Items |
--- start ---

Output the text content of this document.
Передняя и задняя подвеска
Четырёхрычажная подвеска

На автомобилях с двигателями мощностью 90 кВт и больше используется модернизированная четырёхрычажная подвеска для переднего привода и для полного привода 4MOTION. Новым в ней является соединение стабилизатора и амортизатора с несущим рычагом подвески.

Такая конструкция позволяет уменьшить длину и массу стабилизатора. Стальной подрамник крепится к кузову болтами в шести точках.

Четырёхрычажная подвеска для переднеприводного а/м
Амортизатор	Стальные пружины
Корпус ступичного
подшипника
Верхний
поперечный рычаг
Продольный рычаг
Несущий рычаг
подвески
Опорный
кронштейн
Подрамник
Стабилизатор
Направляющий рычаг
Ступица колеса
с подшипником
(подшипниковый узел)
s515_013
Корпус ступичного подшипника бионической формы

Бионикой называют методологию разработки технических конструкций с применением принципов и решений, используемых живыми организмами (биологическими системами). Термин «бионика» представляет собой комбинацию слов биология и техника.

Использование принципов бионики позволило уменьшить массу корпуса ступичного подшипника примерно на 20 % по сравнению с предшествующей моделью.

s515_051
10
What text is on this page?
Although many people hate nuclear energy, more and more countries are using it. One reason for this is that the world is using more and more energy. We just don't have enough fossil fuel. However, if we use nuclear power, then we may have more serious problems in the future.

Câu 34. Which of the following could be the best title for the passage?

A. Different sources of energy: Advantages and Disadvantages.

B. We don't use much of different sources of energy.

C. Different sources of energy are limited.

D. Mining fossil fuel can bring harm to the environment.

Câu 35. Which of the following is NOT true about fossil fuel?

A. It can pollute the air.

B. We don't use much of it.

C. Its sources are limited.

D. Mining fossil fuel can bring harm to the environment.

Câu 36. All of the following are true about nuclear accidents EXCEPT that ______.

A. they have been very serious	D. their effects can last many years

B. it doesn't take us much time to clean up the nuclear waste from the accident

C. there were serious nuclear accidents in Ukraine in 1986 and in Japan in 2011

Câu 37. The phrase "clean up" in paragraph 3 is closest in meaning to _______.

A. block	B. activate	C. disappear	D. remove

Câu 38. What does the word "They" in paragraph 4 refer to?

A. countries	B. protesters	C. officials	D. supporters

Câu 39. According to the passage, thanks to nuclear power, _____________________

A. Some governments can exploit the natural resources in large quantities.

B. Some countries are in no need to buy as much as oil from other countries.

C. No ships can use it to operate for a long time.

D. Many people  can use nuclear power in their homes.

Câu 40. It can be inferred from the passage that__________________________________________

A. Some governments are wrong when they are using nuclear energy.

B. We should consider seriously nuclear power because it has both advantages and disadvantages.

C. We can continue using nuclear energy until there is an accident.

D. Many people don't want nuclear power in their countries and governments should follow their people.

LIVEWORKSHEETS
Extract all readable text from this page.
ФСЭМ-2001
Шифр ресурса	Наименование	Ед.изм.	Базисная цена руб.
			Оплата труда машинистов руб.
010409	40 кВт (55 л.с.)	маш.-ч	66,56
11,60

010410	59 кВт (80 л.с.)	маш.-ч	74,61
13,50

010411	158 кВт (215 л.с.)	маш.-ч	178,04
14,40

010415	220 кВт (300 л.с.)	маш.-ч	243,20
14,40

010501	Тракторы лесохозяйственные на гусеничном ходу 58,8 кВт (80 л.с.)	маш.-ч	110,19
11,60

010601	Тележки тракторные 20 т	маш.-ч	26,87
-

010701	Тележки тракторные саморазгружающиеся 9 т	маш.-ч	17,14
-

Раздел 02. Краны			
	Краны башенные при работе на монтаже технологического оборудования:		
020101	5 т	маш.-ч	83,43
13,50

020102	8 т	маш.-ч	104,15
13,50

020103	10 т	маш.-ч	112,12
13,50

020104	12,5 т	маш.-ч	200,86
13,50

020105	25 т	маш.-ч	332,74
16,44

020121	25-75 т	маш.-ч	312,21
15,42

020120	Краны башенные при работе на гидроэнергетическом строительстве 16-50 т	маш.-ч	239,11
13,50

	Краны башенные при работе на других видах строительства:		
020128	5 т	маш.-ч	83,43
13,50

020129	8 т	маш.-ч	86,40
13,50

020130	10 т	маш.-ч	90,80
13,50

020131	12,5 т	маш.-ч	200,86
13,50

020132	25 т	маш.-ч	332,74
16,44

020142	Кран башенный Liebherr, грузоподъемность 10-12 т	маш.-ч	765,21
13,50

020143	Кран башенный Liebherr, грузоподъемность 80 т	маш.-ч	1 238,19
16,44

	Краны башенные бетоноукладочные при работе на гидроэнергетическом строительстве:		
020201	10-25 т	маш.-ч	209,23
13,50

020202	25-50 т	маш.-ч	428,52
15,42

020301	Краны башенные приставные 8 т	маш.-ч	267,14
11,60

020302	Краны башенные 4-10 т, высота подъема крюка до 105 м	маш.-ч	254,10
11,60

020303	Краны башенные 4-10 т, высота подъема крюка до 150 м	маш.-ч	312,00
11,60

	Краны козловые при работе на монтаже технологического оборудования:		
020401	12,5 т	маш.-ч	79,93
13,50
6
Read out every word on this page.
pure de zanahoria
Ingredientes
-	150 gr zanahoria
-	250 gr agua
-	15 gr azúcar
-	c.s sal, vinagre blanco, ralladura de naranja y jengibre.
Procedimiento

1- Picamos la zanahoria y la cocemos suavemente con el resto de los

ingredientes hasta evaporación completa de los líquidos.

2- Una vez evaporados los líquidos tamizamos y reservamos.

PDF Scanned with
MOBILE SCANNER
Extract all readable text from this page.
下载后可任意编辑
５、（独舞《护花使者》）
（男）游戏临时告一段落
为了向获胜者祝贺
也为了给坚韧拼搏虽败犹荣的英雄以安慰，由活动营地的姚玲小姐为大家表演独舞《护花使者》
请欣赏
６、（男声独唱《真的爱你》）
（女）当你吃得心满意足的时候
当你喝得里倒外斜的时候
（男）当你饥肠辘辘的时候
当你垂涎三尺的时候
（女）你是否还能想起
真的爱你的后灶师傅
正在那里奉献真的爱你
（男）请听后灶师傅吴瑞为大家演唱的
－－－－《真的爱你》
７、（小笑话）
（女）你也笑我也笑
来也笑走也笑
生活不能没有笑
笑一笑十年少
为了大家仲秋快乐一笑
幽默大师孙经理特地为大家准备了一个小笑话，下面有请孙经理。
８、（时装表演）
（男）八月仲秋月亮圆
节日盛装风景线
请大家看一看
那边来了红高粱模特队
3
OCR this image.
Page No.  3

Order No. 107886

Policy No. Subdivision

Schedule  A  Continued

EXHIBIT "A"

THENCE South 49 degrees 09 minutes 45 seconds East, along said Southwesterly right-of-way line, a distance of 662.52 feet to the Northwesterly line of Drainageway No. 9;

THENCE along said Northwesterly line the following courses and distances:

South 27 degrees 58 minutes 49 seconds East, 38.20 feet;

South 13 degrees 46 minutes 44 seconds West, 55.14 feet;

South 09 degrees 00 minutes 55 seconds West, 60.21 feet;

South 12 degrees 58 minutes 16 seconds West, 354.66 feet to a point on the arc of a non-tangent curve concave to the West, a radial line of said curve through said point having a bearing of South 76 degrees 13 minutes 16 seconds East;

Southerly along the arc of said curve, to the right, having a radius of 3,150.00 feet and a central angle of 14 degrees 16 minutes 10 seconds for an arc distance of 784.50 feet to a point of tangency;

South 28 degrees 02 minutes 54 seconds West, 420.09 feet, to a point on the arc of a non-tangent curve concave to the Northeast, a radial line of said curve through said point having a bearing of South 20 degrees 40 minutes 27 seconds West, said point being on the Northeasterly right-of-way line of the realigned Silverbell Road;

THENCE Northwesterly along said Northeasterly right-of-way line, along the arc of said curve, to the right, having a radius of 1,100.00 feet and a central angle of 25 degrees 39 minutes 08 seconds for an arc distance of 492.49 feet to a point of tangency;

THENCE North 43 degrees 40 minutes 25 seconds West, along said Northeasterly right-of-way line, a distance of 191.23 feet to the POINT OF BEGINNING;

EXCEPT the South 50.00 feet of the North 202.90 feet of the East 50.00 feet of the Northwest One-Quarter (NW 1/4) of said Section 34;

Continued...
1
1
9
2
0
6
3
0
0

--- end ---

Problem to solve |
What is the number of lines in the records above that include the word "ступичного"? Reply with that number and nothing more.

The completed task |
3